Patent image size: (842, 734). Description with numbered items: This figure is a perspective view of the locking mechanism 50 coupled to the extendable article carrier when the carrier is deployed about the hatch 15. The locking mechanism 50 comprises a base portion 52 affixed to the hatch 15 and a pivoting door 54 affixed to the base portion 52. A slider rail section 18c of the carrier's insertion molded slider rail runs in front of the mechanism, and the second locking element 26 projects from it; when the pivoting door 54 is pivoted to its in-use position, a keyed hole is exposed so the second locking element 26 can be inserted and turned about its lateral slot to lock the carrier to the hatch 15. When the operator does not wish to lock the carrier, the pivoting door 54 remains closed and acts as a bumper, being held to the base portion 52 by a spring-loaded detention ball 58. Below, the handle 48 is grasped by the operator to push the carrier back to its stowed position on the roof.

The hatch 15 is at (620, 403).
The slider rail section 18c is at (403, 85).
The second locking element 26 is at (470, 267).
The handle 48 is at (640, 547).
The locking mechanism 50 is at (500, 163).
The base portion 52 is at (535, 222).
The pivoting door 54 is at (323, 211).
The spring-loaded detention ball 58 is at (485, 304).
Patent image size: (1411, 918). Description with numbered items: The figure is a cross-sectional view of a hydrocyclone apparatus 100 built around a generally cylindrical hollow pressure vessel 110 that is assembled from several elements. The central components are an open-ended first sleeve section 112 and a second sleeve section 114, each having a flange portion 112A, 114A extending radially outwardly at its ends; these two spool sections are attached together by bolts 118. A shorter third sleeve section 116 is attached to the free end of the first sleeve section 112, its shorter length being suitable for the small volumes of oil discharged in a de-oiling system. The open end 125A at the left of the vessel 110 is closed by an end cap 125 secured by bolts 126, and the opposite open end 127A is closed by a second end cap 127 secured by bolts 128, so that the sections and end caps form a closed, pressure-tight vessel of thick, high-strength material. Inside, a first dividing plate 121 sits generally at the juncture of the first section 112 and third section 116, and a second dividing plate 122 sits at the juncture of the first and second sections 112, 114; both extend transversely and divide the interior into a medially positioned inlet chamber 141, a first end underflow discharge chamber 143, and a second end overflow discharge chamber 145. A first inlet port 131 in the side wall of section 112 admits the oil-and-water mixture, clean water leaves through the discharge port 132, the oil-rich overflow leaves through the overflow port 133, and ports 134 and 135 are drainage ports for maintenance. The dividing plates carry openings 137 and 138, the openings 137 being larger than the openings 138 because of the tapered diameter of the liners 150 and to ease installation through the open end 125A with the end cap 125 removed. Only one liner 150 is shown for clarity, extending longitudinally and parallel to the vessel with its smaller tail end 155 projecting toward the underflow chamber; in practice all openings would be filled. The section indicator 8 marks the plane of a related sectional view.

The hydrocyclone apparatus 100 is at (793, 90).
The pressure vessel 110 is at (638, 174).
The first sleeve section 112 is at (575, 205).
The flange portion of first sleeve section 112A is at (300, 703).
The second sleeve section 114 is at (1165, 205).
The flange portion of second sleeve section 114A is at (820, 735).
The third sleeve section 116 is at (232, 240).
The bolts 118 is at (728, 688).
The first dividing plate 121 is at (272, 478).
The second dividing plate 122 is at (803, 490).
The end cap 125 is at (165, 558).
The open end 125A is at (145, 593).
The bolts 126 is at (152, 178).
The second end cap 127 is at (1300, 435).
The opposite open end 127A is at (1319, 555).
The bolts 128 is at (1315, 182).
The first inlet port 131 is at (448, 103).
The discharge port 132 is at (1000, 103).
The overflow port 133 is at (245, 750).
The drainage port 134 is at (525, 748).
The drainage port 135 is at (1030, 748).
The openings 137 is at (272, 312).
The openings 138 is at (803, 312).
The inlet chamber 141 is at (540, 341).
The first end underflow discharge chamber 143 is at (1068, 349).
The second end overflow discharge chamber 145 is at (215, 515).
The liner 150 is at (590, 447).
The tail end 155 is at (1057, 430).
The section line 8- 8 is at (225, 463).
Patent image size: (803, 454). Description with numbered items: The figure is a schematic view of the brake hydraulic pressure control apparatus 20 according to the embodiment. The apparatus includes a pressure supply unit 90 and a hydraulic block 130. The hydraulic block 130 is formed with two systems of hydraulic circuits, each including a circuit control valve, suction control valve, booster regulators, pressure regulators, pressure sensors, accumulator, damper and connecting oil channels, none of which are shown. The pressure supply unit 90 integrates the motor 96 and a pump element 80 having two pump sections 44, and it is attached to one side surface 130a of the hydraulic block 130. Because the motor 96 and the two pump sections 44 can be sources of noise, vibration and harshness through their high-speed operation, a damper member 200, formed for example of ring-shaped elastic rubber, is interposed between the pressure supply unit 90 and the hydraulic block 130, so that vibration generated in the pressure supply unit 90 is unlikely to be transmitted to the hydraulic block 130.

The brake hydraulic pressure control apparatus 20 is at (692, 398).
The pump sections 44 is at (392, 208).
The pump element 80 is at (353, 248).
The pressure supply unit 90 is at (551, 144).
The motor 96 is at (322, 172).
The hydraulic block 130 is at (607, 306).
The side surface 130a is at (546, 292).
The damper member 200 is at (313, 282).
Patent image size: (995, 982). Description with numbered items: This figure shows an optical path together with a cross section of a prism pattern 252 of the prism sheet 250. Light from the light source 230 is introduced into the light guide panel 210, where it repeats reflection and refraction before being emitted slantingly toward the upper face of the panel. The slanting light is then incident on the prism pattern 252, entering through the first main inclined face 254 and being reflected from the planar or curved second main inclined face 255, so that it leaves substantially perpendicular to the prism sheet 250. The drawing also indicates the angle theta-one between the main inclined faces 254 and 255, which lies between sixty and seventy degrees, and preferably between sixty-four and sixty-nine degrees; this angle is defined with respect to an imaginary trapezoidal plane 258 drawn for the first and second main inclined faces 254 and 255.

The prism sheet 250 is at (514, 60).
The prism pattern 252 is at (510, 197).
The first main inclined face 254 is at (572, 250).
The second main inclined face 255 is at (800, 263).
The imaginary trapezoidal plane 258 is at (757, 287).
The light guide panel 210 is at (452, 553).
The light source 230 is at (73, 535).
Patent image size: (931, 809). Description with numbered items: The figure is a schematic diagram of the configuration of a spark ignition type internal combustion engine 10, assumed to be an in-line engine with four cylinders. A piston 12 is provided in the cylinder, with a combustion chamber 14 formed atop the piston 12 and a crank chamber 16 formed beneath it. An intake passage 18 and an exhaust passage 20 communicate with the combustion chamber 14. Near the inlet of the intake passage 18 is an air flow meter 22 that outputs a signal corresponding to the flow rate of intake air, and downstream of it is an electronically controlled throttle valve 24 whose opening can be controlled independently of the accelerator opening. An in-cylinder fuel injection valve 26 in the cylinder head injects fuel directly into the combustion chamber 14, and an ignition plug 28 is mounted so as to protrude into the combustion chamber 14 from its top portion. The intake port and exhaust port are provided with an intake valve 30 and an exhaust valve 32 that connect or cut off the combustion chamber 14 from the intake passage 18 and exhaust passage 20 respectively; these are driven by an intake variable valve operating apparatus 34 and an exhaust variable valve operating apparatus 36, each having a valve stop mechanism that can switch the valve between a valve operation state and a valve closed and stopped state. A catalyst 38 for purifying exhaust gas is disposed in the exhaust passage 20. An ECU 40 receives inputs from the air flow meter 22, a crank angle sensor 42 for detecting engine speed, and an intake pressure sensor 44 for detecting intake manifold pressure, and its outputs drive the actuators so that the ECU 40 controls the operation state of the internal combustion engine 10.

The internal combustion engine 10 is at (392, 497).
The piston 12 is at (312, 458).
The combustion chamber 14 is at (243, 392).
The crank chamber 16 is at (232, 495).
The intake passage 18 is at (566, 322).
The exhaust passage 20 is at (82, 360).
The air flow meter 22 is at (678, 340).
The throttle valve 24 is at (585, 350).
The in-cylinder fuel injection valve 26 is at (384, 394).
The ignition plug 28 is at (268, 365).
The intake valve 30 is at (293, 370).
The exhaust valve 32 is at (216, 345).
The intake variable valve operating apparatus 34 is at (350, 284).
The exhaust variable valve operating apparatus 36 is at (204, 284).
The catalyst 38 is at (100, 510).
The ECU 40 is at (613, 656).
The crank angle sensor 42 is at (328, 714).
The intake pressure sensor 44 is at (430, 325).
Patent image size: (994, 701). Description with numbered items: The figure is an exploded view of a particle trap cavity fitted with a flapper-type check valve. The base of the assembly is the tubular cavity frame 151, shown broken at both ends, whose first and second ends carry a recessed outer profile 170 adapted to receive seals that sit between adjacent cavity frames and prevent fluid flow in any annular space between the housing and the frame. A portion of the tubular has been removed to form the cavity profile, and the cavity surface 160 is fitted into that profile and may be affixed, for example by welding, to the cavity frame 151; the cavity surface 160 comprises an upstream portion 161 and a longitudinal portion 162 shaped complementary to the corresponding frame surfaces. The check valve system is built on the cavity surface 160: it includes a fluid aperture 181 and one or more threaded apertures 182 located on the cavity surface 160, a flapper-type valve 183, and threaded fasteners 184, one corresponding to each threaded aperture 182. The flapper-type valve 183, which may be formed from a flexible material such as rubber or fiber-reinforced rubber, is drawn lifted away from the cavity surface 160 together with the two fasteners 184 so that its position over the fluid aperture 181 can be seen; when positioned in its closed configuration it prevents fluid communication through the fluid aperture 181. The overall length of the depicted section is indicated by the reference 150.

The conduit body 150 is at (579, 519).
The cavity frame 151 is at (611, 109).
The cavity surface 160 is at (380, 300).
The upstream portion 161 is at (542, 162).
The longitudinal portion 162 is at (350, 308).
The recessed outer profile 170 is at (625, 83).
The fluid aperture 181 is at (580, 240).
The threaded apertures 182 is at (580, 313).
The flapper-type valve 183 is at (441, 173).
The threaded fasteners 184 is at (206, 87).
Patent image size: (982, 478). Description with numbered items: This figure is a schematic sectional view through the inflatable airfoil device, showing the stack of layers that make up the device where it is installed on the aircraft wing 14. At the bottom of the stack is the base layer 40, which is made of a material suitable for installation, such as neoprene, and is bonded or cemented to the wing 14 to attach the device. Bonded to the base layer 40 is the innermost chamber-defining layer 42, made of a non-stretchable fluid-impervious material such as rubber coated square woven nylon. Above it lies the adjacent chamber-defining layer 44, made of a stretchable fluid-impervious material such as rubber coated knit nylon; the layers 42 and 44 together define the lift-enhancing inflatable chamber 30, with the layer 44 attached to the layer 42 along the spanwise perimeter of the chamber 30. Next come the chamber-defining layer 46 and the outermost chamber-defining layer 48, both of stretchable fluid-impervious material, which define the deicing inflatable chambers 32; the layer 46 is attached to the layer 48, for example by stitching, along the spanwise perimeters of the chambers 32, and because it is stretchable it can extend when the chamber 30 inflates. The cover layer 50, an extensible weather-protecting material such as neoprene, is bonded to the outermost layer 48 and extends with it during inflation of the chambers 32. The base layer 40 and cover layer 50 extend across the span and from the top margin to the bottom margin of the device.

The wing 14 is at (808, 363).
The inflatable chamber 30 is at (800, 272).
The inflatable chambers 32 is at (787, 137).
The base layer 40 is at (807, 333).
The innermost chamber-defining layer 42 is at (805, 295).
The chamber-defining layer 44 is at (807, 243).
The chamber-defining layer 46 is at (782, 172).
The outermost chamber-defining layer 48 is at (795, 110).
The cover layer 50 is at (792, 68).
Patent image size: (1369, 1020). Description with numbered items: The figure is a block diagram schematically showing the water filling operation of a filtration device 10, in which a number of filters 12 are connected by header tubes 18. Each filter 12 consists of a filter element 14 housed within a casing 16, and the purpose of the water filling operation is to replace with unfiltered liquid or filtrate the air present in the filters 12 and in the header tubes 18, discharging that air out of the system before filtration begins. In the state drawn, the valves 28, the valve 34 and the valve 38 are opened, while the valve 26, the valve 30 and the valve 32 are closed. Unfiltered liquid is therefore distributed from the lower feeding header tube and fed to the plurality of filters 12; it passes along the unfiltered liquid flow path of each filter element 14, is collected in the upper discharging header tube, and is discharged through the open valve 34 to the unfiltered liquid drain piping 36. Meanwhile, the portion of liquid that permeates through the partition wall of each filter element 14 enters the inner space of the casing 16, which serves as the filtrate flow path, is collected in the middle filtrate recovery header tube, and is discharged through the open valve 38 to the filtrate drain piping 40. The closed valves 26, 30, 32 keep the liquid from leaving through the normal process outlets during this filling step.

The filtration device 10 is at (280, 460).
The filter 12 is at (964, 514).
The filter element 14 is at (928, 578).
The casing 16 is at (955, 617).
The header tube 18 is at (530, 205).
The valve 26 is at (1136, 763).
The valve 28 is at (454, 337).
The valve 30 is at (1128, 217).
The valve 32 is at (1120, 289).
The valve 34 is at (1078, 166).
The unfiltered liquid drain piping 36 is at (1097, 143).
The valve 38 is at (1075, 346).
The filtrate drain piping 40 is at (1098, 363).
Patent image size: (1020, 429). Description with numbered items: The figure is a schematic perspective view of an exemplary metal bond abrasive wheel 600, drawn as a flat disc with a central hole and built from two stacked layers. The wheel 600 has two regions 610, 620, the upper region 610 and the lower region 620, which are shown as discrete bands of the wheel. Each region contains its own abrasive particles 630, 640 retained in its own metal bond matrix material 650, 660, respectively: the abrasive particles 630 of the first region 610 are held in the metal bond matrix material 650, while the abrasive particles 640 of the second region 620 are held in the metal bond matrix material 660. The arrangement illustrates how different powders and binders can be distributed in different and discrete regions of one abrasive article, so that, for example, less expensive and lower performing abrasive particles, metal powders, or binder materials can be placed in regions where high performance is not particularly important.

····················

Do this:
Copy the stretch from the start of the material through the line containing "The spring-loaded detention", substituting "isometric view" for "perspective view" and leaving everything else unchanged.

Result of this task:
Patent image size: (842, 734). Description with numbered items: This figure is a isometric view of the locking mechanism 50 coupled to the extendable article carrier when the carrier is deployed about the hatch 15. The locking mechanism 50 comprises a base portion 52 affixed to the hatch 15 and a pivoting door 54 affixed to the base portion 52. A slider rail section 18c of the carrier's insertion molded slider rail runs in front of the mechanism, and the second locking element 26 projects from it; when the pivoting door 54 is pivoted to its in-use position, a keyed hole is exposed so the second locking element 26 can be inserted and turned about its lateral slot to lock the carrier to the hatch 15. When the operator does not wish to lock the carrier, the pivoting door 54 remains closed and acts as a bumper, being held to the base portion 52 by a spring-loaded detention ball 58. Below, the handle 48 is grasped by the operator to push the carrier back to its stowed position on the roof.

The hatch 15 is at (620, 403).
The slider rail section 18c is at (403, 85).
The second locking element 26 is at (470, 267).
The handle 48 is at (640, 547).
The locking mechanism 50 is at (500, 163).
The base portion 52 is at (535, 222).
The pivoting door 54 is at (323, 211).
The spring-loaded detention ball 58 is at (485, 304).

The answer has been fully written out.